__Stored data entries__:
_ _ _

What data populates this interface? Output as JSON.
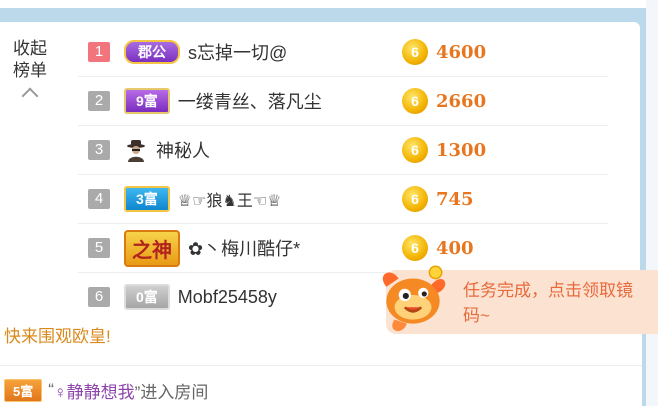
{
  "panel": {
    "collapse_label_1": "收起",
    "collapse_label_2": "榜单"
  },
  "ranking": [
    {
      "rank": "1",
      "badge": "郡公",
      "badge_style": "gong",
      "name": "s忘掉一切@",
      "score": "4600",
      "coin_label": "6"
    },
    {
      "rank": "2",
      "badge": "9富",
      "badge_style": "fu9",
      "name": "一缕青丝、落凡尘",
      "score": "2660",
      "coin_label": "6"
    },
    {
      "rank": "3",
      "badge": "",
      "badge_style": "spy",
      "icon": "spy-icon",
      "name": "神秘人",
      "score": "1300",
      "coin_label": "6"
    },
    {
      "rank": "4",
      "badge": "3富",
      "badge_style": "fu3",
      "name": "♕☞狼♞王☜♕",
      "score": "745",
      "coin_label": "6"
    },
    {
      "rank": "5",
      "badge": "之神",
      "badge_style": "god",
      "name": "✿丶梅川酷仔*",
      "score": "400",
      "coin_label": "6"
    },
    {
      "rank": "6",
      "badge": "0富",
      "badge_style": "fu0",
      "name": "Mobf25458y",
      "score": "",
      "coin_label": ""
    }
  ],
  "toast": {
    "message_line1": "任务完成，点击领取镜",
    "message_line2": "码~"
  },
  "chat": {
    "line1": "快来围观欧皇!",
    "line2_badge": "5富",
    "line2_quote_open": "“",
    "line2_user": "♀静静想我",
    "line2_suffix": "”进入房间"
  },
  "colors": {
    "accent_orange": "#e8761f",
    "rank_first": "#f2747c",
    "rank_default": "#aaaaaa",
    "toast_bg": "#fbe2d1"
  }
}
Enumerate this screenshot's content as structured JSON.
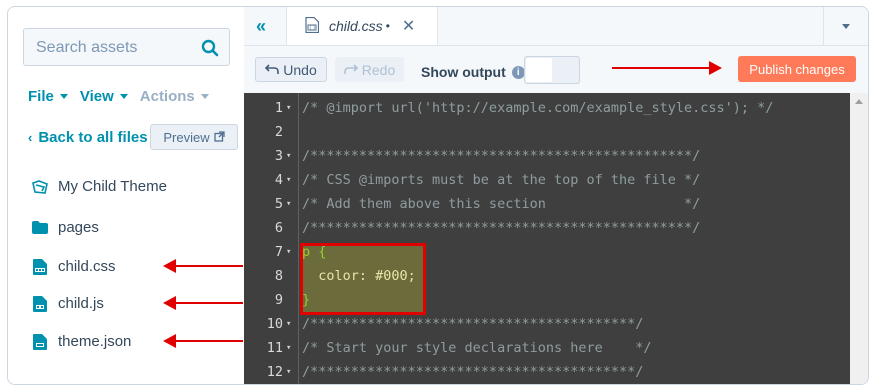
{
  "sidebar": {
    "search": {
      "placeholder": "Search assets",
      "icon": "search-icon"
    },
    "menus": [
      {
        "label": "File",
        "enabled": true
      },
      {
        "label": "View",
        "enabled": true
      },
      {
        "label": "Actions",
        "enabled": false
      }
    ],
    "back_label": "Back to all files",
    "preview_label": "Preview",
    "files": [
      {
        "label": "My Child Theme",
        "icon": "theme-icon"
      },
      {
        "label": "pages",
        "icon": "folder-icon"
      },
      {
        "label": "child.css",
        "icon": "css-file-icon"
      },
      {
        "label": "child.js",
        "icon": "js-file-icon"
      },
      {
        "label": "theme.json",
        "icon": "json-file-icon"
      }
    ]
  },
  "tab": {
    "name": "child.css",
    "dirty_marker": "•",
    "close": "✕",
    "collapse": "«"
  },
  "toolbar": {
    "undo_label": "Undo",
    "redo_label": "Redo",
    "show_output_label": "Show output",
    "info": "i",
    "publish_label": "Publish changes"
  },
  "code": {
    "lines": [
      {
        "n": "1",
        "text": "/* @import url('http://example.com/example_style.css'); */",
        "fold": true
      },
      {
        "n": "2",
        "text": "",
        "fold": false
      },
      {
        "n": "3",
        "text": "/***********************************************/",
        "fold": true
      },
      {
        "n": "4",
        "text": "/* CSS @imports must be at the top of the file */",
        "fold": true
      },
      {
        "n": "5",
        "text": "/* Add them above this section                 */",
        "fold": true
      },
      {
        "n": "6",
        "text": "/***********************************************/",
        "fold": false
      },
      {
        "n": "7",
        "text": "p {",
        "fold": true
      },
      {
        "n": "8",
        "text": "  color: #000;",
        "fold": false
      },
      {
        "n": "9",
        "text": "}",
        "fold": false
      },
      {
        "n": "10",
        "text": "/****************************************/",
        "fold": true
      },
      {
        "n": "11",
        "text": "/* Start your style declarations here    */",
        "fold": true
      },
      {
        "n": "12",
        "text": "/****************************************/",
        "fold": true
      }
    ]
  },
  "colors": {
    "accent": "#0091ae",
    "publish": "#ff7a59",
    "annotation": "#e00000",
    "editor_bg": "#3f3f3f"
  }
}
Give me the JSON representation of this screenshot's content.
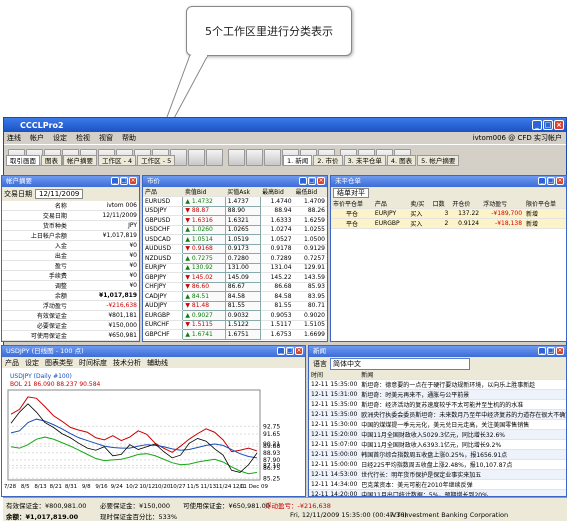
{
  "callout": "5个工作区里进行分类表示",
  "window": {
    "title": "CCCLPro2"
  },
  "menu": [
    "连线",
    "帐户",
    "设定",
    "检视",
    "视窗",
    "帮助"
  ],
  "menu_right": "ivtom006 @ CFD 实习帐户",
  "workspaces": [
    "取引画面",
    "图表",
    "帐户摘要",
    "工作区 - 4",
    "工作区 - 5"
  ],
  "right_tabs": [
    "1. 新闻",
    "2. 市价",
    "3. 未平仓单",
    "4. 图表",
    "5. 帐户摘要"
  ],
  "account": {
    "title": "帐户摘要",
    "date_label": "交易日期",
    "date": "12/11/2009",
    "rows": [
      [
        "名称",
        "ivtom 006"
      ],
      [
        "交易日期",
        "12/11/2009"
      ],
      [
        "货币种类",
        "JPY"
      ],
      [
        "上日帐户余额",
        "¥1,017,819"
      ],
      [
        "入金",
        "¥0"
      ],
      [
        "出金",
        "¥0"
      ],
      [
        "盈亏",
        "¥0"
      ],
      [
        "手续费",
        "¥0"
      ],
      [
        "调整",
        "¥0"
      ],
      [
        "余额",
        "¥1,017,819"
      ],
      [
        "浮动盈亏",
        "-¥216,638"
      ],
      [
        "有效保证金",
        "¥801,181"
      ],
      [
        "必要保证金",
        "¥150,000"
      ],
      [
        "可使用保证金",
        "¥650,981"
      ]
    ]
  },
  "market": {
    "title": "市价",
    "headers": [
      "产品",
      "卖值Bid",
      "买值Ask",
      "最高Bid",
      "最低Bid"
    ],
    "rows": [
      [
        "EURUSD",
        "up",
        "1.4732",
        "1.4737",
        "1.4740",
        "1.4709"
      ],
      [
        "USDJPY",
        "dn",
        "88.87",
        "88.90",
        "88.94",
        "88.26"
      ],
      [
        "GBPUSD",
        "dn",
        "1.6316",
        "1.6321",
        "1.6333",
        "1.6259"
      ],
      [
        "USDCHF",
        "up",
        "1.0260",
        "1.0265",
        "1.0274",
        "1.0255"
      ],
      [
        "USDCAD",
        "up",
        "1.0514",
        "1.0519",
        "1.0527",
        "1.0500"
      ],
      [
        "AUDUSD",
        "dn",
        "0.9168",
        "0.9173",
        "0.9178",
        "0.9129"
      ],
      [
        "NZDUSD",
        "up",
        "0.7275",
        "0.7280",
        "0.7289",
        "0.7257"
      ],
      [
        "EURJPY",
        "up",
        "130.92",
        "131.00",
        "131.04",
        "129.91"
      ],
      [
        "GBPJPY",
        "dn",
        "145.02",
        "145.09",
        "145.22",
        "143.59"
      ],
      [
        "CHFJPY",
        "dn",
        "86.60",
        "86.67",
        "86.68",
        "85.93"
      ],
      [
        "CADJPY",
        "up",
        "84.51",
        "84.58",
        "84.58",
        "83.95"
      ],
      [
        "AUDJPY",
        "dn",
        "81.48",
        "81.55",
        "81.55",
        "80.71"
      ],
      [
        "EURGBP",
        "up",
        "0.9027",
        "0.9032",
        "0.9053",
        "0.9020"
      ],
      [
        "EURCHF",
        "dn",
        "1.5115",
        "1.5122",
        "1.5117",
        "1.5105"
      ],
      [
        "GBPCHF",
        "up",
        "1.6741",
        "1.6751",
        "1.6753",
        "1.6699"
      ]
    ]
  },
  "positions": {
    "title": "未平仓单",
    "close_btn": "结单对平",
    "headers": [
      "市价平仓单",
      "产品",
      "卖/买",
      "口数",
      "开仓价",
      "浮动盈亏",
      "限价平仓单"
    ],
    "rows": [
      [
        "平仓",
        "EURJPY",
        "买入",
        "3",
        "137.22",
        "-¥189,700",
        "新增"
      ],
      [
        "平仓",
        "EURGBP",
        "买入",
        "2",
        "0.9124",
        "-¥18,138",
        "新增"
      ]
    ]
  },
  "chart": {
    "title": "USDJPY (日线图 - 100 点)",
    "menu": [
      "产品",
      "设定",
      "图表类型",
      "时间标度",
      "技术分析",
      "辅助线"
    ],
    "label": "USDJPY (Daily #100)",
    "bol": "BOL 21 86.090 88.237 90.584",
    "yticks": [
      "92.75",
      "91.65",
      "90.21",
      "89.88",
      "88.93",
      "87.90",
      "87.10",
      "86.75",
      "85.25"
    ],
    "xticks": [
      "7/28",
      "8/5",
      "8/13",
      "8/21",
      "8/31",
      "9/8",
      "9/16",
      "9/24",
      "10/2",
      "10/12",
      "10/20",
      "10/27",
      "11/5",
      "11/13",
      "11/24",
      "12/1",
      "11 Dec 09"
    ],
    "chart_data": {
      "type": "line",
      "series": [
        {
          "values": [
            94.5,
            95.2,
            97.0,
            96.8,
            95.6,
            94.3,
            93.5,
            92.6,
            92.2,
            91.9,
            91.1,
            90.8,
            91.4,
            90.7,
            91.2,
            92.1,
            91.6,
            90.3,
            89.6,
            89.0,
            89.9,
            90.9,
            91.7,
            92.4,
            91.9,
            90.8,
            89.1,
            89.3,
            89.6,
            89.2
          ]
        },
        {
          "values": [
            91.8,
            92.1,
            93.3,
            93.8,
            93.5,
            93.0,
            92.4,
            91.7,
            91.1,
            90.7,
            90.3,
            89.9,
            89.7,
            89.6,
            89.6,
            89.9,
            90.1,
            90.0,
            89.8,
            89.5,
            89.3,
            89.4,
            89.7,
            90.0,
            90.2,
            90.0,
            89.4,
            88.8,
            88.4,
            88.2
          ]
        },
        {
          "values": [
            89.8,
            89.6,
            90.1,
            90.9,
            91.2,
            90.9,
            90.4,
            89.9,
            89.3,
            88.7,
            88.1,
            87.8,
            87.9,
            88.0,
            88.3,
            88.7,
            88.8,
            88.5,
            88.0,
            87.5,
            87.2,
            87.3,
            87.6,
            87.8,
            88.0,
            87.6,
            86.9,
            86.3,
            85.9,
            86.1
          ]
        },
        {
          "values": [
            93.2,
            94.8,
            96.0,
            94.8,
            93.3,
            92.6,
            91.7,
            91.1,
            90.3,
            89.6,
            89.3,
            89.8,
            88.5,
            88.7,
            90.1,
            89.4,
            89.8,
            90.2,
            89.1,
            88.2,
            88.6,
            90.3,
            91.0,
            90.6,
            89.5,
            88.6,
            86.4,
            86.1,
            87.2,
            88.9
          ]
        }
      ],
      "ylim": [
        85,
        98
      ]
    }
  },
  "news": {
    "title": "新闻",
    "lang": "简体中文",
    "headers": [
      "时间",
      "新闻"
    ],
    "rows": [
      [
        "12-11 15:35:00",
        "斯坦奇：德意要的一点在于硬行要动规新环境，以向乐上胜事新趁"
      ],
      [
        "12-11 15:31:00",
        "斯坦奇：时美元再来不，通胀与公平前景"
      ],
      [
        "12-11 15:35:00",
        "斯坦奇：经济活动的复苏速度较乎不太可能并至生机的的水准"
      ],
      [
        "12-11 15:35:00",
        "欧洲央行执委会委员斯坦奇：未来数月乃至年中经济复苏的力道存在很大不确定性"
      ],
      [
        "12-11 15:30:00",
        "中国的煤煤提一季元元化，美元兑日元走高，关注美国零售销售"
      ],
      [
        "12-11 15:20:00",
        "中国11月全国财政收入5029.3亿元，同比增长32.6%"
      ],
      [
        "12-11 15:07:00",
        "中国11月全国财政收入6393.1亿元，同比增长9.2%"
      ],
      [
        "12-11 15:00:00",
        "韩国首尔综合指数周五收盘上涨0.25%，报1656.91点"
      ],
      [
        "12-11 15:00:00",
        "日经225平均指数周五收盘上涨2.48%，报10,107.87点"
      ],
      [
        "12-11 14:53:00",
        "世代行长：明年货币保护是保定业事实来加五"
      ],
      [
        "12-11 14:34:00",
        "巴克莱资本：美元可能在2010年继续反弹"
      ],
      [
        "12-11 14:20:00",
        "中国11月出口统计数据：5%，预期增长到20%"
      ]
    ]
  },
  "status": {
    "eff_margin": "有效保证金：¥800,981.00",
    "nec_margin": "必要保证金：¥150,000",
    "usable": "可使用保证金：¥650,981.00",
    "float": "浮动盈亏：-¥216,638",
    "balance": "余额：¥1,017,819.00",
    "ratio": "现时保证金百分比：533%",
    "datetime": "Fri, 12/11/2009 15:35:00  (00:47:36)",
    "company": "IVT Investment Banking Corporation"
  }
}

_ _ _

__Objective__: List every line in the records above that contains the word "icon".

__Answer to the problem__:
      "icon": "spy-icon",
      "icon": "search-icon"
        "icon": "theme-icon"
        "icon": "folder-icon"
        "icon": "css-file-icon"
        "icon": "js-file-icon"
        "icon": "json-file-icon"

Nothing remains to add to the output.